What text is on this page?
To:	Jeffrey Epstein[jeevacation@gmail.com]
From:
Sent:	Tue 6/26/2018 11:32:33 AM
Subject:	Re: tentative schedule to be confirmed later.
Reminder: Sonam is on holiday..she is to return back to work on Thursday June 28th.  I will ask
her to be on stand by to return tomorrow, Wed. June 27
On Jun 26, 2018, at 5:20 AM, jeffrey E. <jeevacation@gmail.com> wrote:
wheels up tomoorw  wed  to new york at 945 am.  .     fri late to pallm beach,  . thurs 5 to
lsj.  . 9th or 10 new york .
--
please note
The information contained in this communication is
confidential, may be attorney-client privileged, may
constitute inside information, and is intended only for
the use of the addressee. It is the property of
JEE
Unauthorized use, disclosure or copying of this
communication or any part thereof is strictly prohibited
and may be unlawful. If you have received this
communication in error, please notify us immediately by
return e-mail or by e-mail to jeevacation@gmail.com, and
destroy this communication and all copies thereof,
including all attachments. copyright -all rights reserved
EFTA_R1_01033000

•••••

▶ Problem statement
Please reproduce each record precisely as written.

▶ Final result
What text is on this page?
To:	Jeffrey Epstein[jeevacation@gmail.com]
From:
Sent:	Tue 6/26/2018 11:32:33 AM
Subject:	Re: tentative schedule to be confirmed later.
Reminder: Sonam is on holiday..she is to return back to work on Thursday June 28th.  I will ask
her to be on stand by to return tomorrow, Wed. June 27
On Jun 26, 2018, at 5:20 AM, jeffrey E. <jeevacation@gmail.com> wrote:
wheels up tomoorw  wed  to new york at 945 am.  .     fri late to pallm beach,  . thurs 5 to
lsj.  . 9th or 10 new york .
--
please note
The information contained in this communication is
confidential, may be attorney-client privileged, may
constitute inside information, and is intended only for
the use of the addressee. It is the property of
JEE
Unauthorized use, disclosure or copying of this
communication or any part thereof is strictly prohibited
and may be unlawful. If you have received this
communication in error, please notify us immediately by
return e-mail or by e-mail to jeevacation@gmail.com, and
destroy this communication and all copies thereof,
including all attachments. copyright -all rights reserved
EFTA_R1_01033000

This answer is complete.